[Records about charts and figures]
------------
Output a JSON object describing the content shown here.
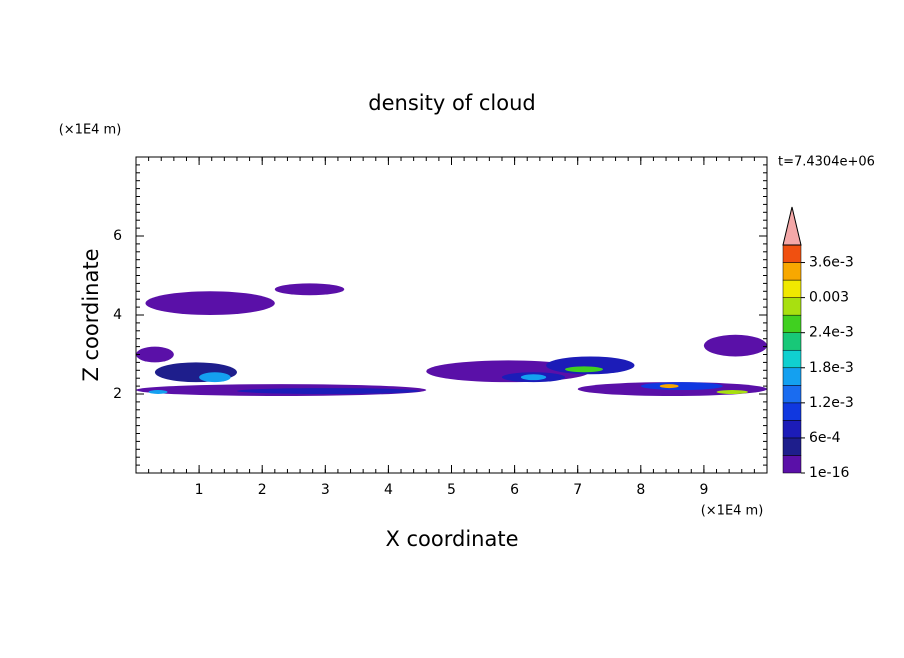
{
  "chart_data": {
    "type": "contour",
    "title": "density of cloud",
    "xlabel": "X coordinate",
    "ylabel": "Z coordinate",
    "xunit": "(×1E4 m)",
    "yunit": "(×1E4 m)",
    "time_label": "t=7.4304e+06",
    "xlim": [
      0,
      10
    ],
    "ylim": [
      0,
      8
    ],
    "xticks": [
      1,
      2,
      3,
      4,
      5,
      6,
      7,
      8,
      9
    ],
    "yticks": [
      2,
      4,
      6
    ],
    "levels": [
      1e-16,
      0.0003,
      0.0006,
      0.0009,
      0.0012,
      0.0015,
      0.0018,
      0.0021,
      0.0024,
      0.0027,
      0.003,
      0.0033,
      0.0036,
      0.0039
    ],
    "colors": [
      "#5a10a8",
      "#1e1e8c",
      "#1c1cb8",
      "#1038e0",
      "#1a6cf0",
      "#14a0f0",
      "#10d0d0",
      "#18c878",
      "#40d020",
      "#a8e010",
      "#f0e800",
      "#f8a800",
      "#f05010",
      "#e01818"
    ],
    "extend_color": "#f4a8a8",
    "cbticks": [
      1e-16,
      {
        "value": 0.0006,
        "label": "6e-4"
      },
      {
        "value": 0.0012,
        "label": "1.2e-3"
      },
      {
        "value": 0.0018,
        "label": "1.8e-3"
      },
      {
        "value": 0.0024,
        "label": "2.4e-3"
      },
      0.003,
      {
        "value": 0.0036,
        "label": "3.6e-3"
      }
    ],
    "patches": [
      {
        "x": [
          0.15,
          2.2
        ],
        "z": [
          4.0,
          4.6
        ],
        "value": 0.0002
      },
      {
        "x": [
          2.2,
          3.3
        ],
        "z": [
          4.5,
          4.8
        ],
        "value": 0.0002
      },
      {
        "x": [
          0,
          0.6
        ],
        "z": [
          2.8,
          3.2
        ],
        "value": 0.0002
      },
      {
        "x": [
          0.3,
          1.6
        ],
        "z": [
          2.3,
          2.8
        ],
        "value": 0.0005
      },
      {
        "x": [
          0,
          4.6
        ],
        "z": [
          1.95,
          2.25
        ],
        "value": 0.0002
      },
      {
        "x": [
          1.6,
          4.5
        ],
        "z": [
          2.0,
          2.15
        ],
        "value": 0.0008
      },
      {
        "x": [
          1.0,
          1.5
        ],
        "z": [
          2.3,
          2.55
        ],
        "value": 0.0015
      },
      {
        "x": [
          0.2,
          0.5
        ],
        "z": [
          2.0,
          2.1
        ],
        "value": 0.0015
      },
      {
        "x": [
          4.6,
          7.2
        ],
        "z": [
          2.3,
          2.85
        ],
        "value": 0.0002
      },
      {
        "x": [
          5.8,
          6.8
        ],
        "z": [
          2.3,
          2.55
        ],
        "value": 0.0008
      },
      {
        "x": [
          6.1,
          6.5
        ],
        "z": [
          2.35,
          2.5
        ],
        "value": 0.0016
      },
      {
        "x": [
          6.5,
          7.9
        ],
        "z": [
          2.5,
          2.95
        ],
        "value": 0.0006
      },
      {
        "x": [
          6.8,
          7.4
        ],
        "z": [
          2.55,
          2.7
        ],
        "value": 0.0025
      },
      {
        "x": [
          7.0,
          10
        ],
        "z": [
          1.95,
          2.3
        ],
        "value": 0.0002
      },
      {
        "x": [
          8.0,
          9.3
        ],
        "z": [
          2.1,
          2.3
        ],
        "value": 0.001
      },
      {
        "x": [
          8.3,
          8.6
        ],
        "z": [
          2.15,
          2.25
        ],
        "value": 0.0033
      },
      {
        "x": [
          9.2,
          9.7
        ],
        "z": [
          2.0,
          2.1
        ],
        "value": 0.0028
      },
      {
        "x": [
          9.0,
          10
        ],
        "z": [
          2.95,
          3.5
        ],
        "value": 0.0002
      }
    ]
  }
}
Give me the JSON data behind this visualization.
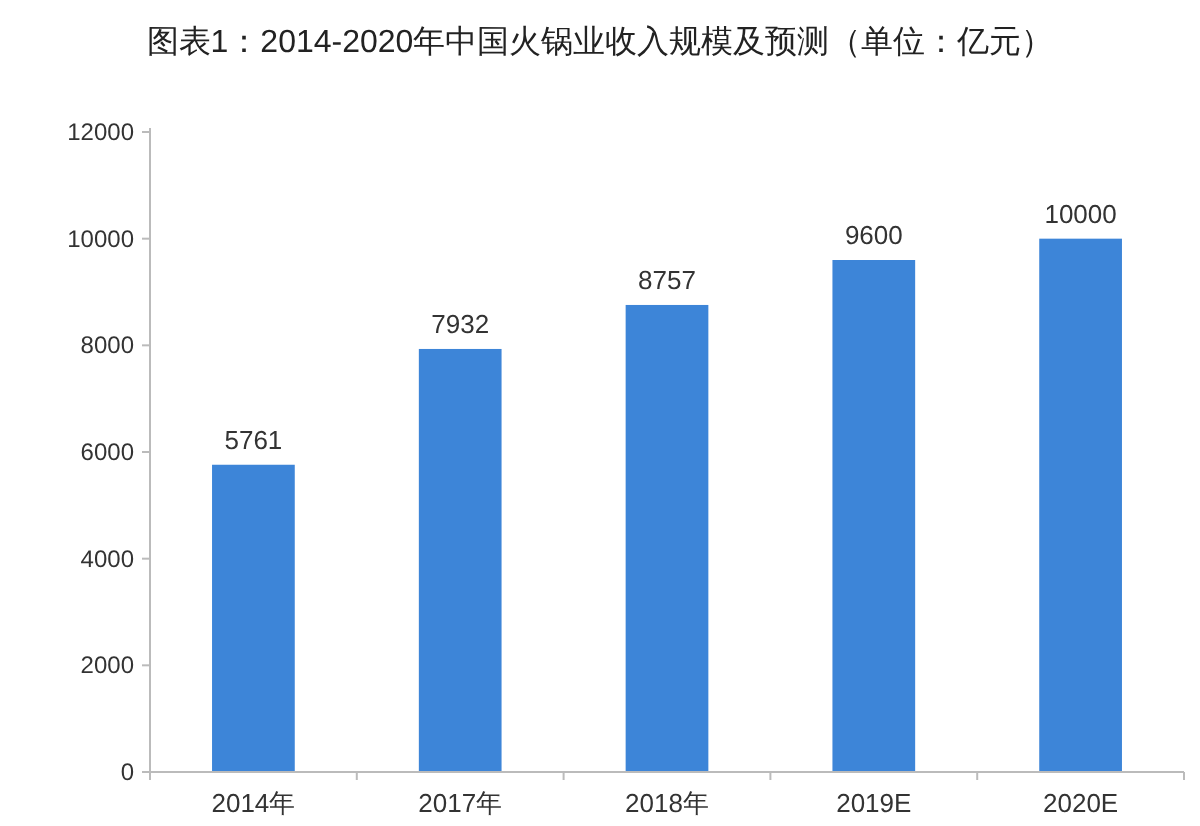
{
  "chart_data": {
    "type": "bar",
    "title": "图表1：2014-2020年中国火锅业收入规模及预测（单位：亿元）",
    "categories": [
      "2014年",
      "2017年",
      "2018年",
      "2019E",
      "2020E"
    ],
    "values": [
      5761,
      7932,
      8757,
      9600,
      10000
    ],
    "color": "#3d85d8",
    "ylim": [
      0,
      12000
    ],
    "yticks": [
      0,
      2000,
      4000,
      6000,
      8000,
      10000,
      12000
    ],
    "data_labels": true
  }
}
------------
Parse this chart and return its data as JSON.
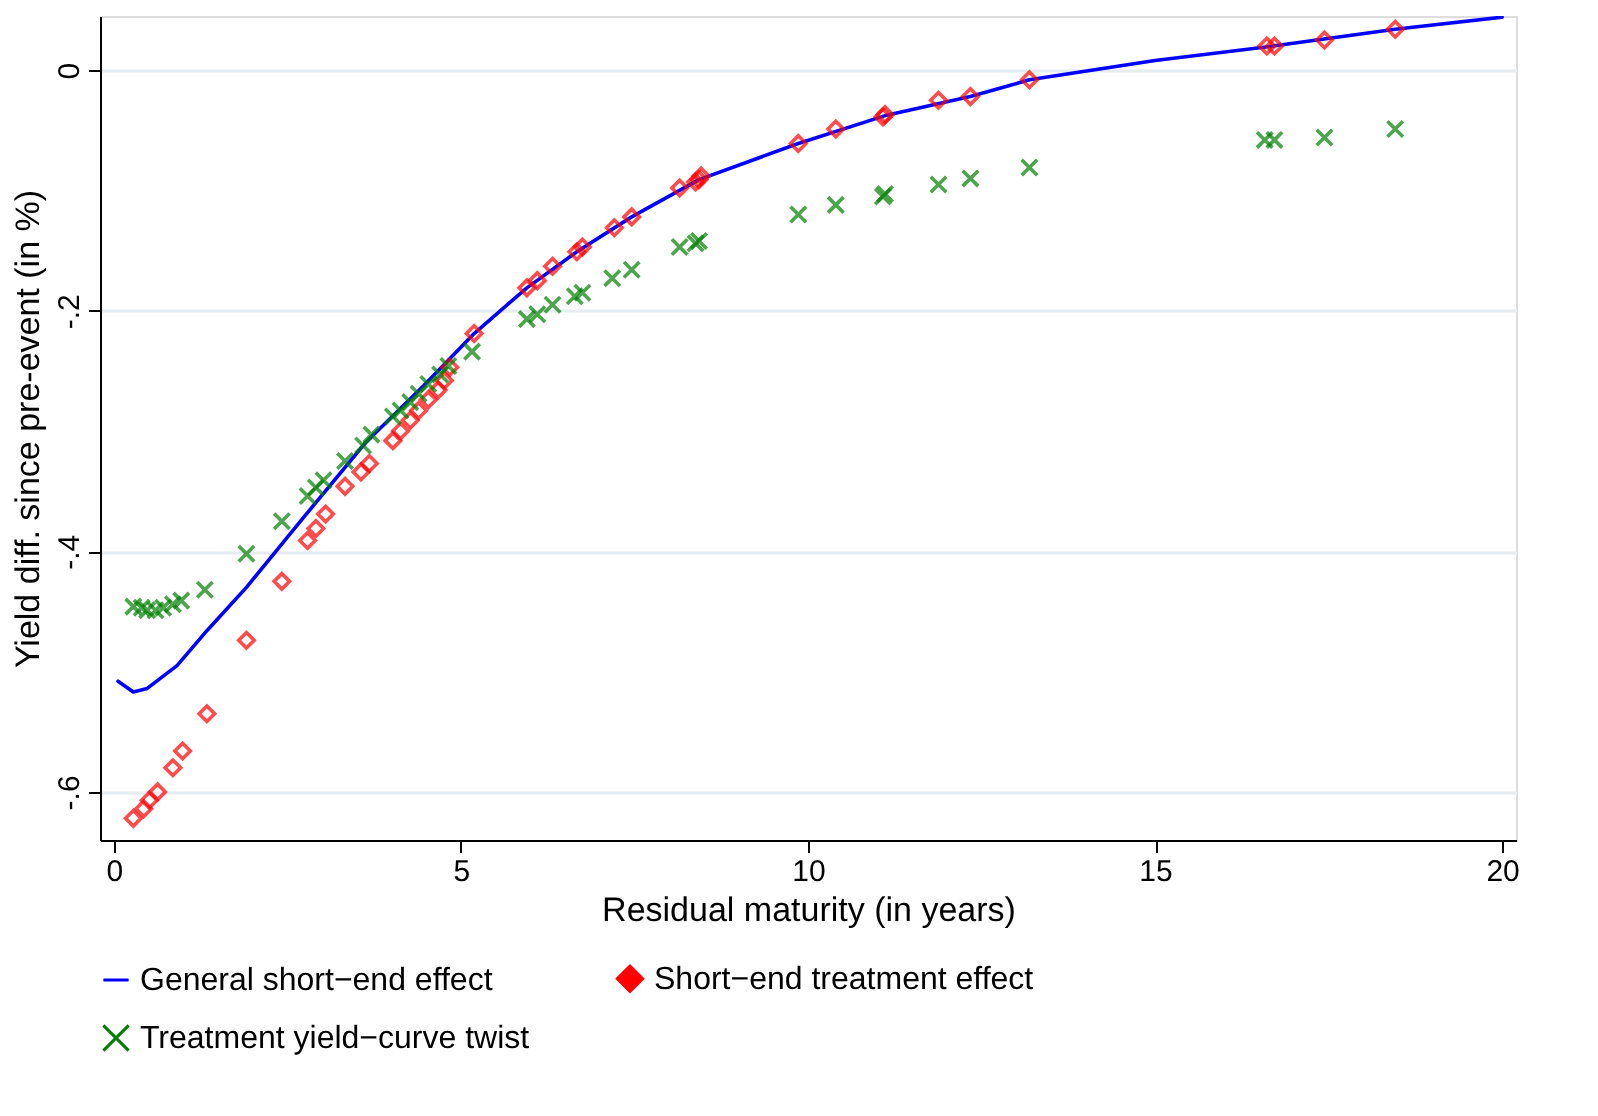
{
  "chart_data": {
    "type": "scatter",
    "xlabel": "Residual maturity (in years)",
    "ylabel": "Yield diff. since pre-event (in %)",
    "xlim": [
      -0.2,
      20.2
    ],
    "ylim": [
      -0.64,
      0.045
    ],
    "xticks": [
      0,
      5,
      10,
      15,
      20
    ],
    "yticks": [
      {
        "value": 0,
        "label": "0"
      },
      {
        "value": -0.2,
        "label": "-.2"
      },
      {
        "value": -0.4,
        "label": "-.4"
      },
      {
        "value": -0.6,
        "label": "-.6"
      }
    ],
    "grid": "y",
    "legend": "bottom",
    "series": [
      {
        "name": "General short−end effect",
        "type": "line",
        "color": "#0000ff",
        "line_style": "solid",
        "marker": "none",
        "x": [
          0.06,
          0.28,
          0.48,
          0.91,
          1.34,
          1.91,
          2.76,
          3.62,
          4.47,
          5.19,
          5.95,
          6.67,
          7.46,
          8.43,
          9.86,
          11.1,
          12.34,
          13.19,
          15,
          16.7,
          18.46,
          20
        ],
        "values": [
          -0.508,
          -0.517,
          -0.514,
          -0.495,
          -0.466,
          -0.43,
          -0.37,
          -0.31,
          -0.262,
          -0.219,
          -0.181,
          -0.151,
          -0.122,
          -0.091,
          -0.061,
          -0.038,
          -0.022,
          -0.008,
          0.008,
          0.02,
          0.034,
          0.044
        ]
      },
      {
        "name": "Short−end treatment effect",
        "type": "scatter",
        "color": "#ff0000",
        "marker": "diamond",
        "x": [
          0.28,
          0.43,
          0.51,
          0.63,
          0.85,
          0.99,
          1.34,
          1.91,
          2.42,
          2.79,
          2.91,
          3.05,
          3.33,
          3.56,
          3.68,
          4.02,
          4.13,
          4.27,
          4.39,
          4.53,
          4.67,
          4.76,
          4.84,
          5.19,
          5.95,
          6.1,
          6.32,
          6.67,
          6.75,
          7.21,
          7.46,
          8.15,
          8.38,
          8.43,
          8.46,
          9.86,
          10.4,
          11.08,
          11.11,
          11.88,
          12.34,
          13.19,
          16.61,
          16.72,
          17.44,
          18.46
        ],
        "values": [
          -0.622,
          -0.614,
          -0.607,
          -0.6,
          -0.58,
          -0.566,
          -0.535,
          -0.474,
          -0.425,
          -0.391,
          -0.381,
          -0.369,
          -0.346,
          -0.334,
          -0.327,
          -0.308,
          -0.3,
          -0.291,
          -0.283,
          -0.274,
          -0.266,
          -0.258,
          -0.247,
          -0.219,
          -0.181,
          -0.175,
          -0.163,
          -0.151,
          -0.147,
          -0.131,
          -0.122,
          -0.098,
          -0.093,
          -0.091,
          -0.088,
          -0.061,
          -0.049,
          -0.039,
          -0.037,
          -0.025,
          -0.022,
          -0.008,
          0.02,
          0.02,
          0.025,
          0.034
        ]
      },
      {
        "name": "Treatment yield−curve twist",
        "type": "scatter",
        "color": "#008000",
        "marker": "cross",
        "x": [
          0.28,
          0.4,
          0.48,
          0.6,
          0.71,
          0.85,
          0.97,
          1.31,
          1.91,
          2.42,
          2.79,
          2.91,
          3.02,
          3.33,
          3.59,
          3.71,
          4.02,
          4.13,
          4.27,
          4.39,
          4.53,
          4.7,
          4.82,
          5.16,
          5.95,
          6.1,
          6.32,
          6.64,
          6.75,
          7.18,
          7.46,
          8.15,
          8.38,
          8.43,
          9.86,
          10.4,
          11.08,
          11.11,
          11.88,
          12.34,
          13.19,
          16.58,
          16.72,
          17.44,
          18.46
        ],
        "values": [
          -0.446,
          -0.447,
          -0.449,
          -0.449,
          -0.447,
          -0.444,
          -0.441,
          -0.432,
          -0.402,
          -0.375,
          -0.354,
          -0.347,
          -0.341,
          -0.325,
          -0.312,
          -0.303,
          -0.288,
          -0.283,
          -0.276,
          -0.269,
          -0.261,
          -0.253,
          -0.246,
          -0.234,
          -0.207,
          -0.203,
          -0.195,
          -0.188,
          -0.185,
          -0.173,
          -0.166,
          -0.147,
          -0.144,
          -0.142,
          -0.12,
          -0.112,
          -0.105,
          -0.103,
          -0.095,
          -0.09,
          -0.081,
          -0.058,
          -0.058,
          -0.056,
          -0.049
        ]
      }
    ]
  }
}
------------
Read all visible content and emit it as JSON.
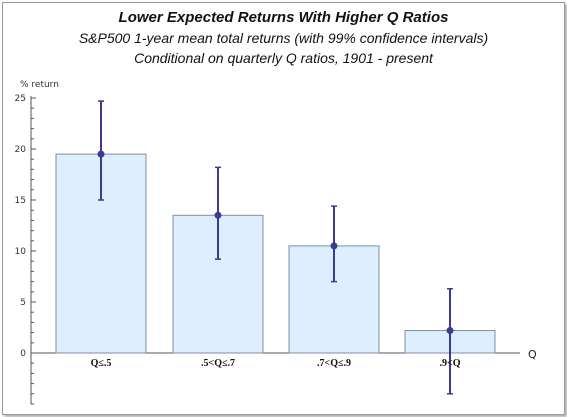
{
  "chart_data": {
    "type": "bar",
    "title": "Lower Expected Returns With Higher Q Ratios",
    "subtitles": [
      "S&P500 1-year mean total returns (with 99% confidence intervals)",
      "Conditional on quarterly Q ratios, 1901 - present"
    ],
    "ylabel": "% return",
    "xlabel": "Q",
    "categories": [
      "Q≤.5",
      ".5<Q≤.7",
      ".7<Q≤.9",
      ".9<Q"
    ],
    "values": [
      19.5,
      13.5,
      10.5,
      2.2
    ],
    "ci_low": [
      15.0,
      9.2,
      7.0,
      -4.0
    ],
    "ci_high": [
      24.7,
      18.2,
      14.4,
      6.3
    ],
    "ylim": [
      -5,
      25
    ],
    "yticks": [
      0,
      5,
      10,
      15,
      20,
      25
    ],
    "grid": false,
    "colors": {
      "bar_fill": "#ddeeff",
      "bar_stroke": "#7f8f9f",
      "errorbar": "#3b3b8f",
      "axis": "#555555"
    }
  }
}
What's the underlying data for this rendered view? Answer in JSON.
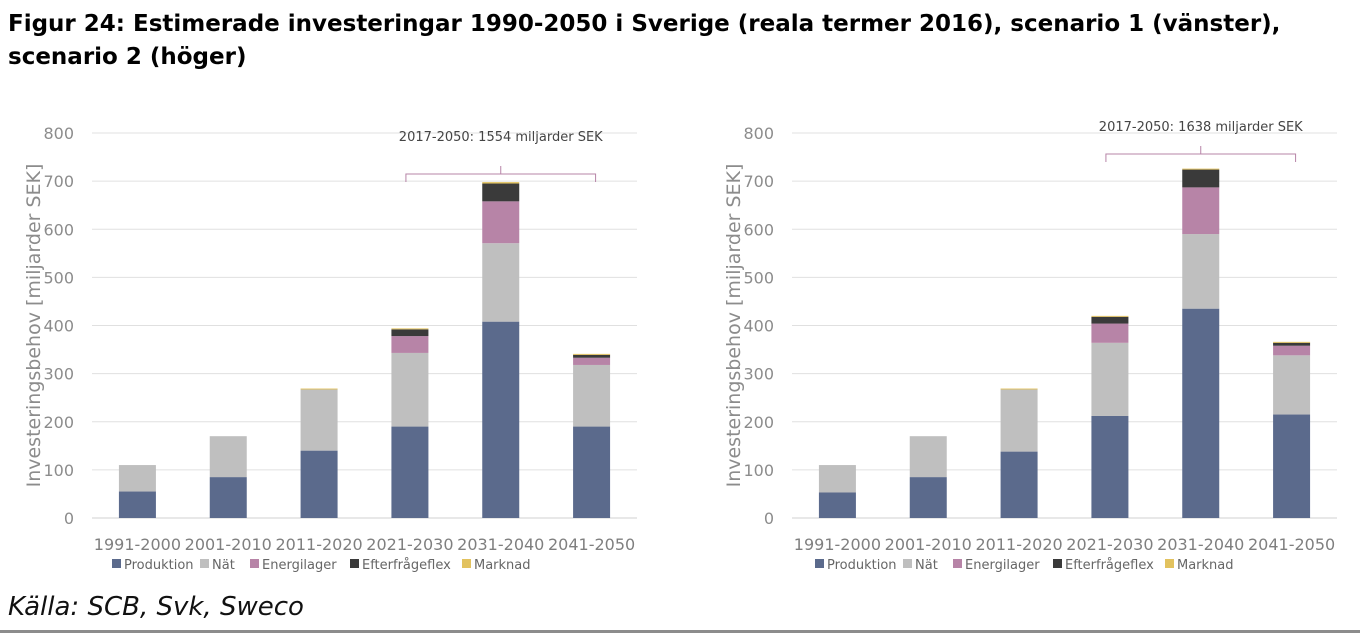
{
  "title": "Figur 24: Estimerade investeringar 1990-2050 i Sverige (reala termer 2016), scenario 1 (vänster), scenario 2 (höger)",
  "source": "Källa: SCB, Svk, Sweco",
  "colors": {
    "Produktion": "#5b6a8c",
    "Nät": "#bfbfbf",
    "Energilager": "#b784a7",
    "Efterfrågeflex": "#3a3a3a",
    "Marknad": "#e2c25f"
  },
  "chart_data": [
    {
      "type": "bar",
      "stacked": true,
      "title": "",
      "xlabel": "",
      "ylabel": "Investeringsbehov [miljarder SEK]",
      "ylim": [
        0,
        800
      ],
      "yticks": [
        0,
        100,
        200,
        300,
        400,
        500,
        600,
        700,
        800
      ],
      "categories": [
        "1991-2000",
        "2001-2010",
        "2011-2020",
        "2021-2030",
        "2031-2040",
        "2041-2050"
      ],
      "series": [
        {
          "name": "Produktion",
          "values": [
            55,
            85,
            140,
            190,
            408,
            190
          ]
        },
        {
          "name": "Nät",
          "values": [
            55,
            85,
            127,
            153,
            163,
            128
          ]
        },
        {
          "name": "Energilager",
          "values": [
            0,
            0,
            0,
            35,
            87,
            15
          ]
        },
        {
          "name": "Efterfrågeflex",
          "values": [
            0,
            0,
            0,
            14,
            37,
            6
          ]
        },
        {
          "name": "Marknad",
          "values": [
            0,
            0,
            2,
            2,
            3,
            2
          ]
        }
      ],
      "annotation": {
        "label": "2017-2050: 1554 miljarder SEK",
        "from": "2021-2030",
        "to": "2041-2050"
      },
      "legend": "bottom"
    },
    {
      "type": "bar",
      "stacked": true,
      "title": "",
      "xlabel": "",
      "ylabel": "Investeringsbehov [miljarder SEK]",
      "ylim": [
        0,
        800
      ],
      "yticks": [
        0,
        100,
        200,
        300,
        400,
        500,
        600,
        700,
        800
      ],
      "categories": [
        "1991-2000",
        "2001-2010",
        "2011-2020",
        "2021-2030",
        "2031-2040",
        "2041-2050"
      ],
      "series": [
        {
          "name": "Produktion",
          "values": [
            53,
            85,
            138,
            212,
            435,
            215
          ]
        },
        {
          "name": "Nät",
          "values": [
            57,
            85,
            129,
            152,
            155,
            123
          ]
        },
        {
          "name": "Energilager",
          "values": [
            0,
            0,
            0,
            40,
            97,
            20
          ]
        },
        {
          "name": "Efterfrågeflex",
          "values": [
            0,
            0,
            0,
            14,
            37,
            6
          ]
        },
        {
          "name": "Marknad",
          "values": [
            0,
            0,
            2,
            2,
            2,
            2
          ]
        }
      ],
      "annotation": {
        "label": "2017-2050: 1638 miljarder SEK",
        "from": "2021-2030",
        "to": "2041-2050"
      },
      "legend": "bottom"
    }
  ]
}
------------
Directive:
Filter the data for the string "coordinate" and copy every line that has it.

Exercise answer:
    "xlabel": "X coordinate",
    "ylabel": "Z coordinate",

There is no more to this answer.